Given exercise:
How many lines in the entries below contain the string "camscanner"? Reply with the number only.

+++ Material for the task

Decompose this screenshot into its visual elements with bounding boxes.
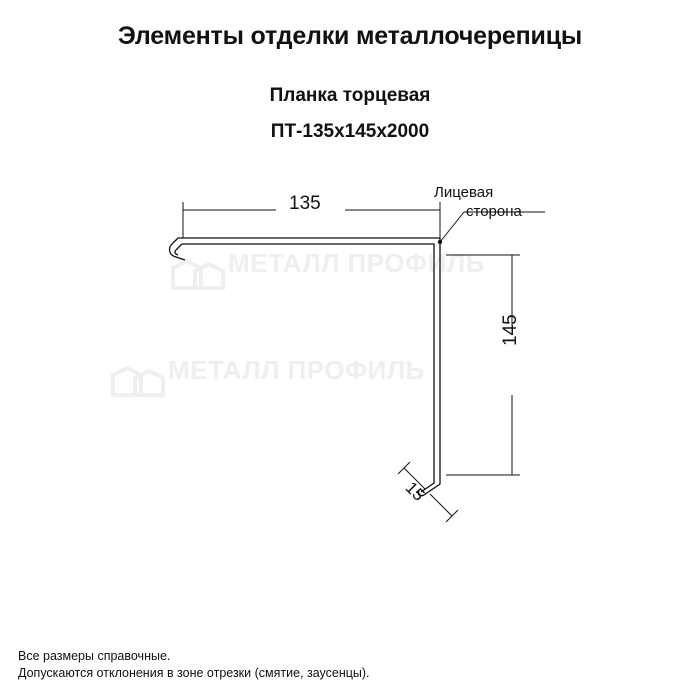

++++++
+++ Material for the task

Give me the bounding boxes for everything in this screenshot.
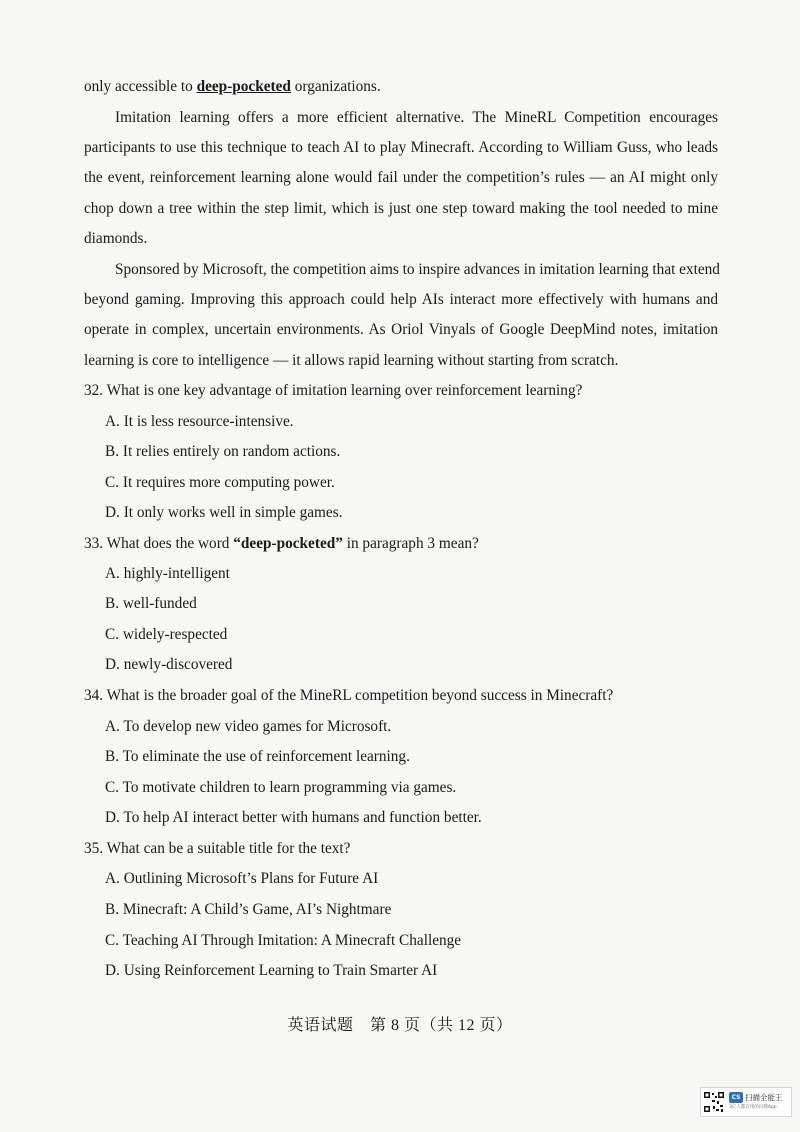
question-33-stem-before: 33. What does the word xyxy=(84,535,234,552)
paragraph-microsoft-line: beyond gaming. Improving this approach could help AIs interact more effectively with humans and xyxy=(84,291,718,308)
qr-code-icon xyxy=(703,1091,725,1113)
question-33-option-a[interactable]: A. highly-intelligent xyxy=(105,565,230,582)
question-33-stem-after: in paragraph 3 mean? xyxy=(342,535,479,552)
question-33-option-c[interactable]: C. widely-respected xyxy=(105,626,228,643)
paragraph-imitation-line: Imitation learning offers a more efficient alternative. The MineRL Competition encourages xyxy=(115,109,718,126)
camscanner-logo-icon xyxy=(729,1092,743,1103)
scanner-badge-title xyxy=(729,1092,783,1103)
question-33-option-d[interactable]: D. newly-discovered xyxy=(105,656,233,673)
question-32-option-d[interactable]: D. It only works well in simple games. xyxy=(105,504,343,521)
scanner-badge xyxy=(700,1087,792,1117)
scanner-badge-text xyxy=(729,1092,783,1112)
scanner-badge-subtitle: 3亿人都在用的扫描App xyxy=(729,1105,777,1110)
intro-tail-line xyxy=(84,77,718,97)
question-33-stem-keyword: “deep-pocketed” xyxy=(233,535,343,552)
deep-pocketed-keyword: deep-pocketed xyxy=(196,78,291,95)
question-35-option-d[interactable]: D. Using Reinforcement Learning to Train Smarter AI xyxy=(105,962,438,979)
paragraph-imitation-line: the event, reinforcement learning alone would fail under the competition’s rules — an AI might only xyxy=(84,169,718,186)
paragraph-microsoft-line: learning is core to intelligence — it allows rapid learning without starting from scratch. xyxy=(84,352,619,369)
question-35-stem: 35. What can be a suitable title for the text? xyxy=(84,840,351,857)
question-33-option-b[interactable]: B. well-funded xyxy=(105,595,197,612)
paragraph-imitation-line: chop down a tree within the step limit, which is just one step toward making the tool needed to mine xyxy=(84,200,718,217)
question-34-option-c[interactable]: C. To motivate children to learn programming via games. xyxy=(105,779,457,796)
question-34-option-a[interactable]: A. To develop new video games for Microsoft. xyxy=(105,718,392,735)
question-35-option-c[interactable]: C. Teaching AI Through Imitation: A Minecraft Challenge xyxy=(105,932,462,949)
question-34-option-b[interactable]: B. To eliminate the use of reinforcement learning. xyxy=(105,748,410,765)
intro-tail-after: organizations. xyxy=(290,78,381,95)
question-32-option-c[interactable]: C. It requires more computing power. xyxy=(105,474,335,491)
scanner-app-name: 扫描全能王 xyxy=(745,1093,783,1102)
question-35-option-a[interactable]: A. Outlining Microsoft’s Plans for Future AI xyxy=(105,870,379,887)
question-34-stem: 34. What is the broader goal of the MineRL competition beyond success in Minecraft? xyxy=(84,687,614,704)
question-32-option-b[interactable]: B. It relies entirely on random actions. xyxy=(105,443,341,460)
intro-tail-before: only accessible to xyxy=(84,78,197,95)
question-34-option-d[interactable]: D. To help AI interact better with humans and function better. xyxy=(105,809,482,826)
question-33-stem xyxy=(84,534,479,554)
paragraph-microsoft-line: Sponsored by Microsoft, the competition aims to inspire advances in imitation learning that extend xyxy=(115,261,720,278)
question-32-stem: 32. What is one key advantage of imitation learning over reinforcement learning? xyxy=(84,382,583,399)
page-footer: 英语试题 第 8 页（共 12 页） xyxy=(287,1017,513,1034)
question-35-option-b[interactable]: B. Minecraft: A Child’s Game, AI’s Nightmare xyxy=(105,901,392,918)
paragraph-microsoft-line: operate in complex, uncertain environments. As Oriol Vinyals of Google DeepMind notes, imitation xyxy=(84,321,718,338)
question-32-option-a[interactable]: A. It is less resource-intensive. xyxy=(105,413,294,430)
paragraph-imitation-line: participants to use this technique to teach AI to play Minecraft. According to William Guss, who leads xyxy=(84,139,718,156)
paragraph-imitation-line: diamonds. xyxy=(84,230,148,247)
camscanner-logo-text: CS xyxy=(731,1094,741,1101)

++++++

Solution for this task:
2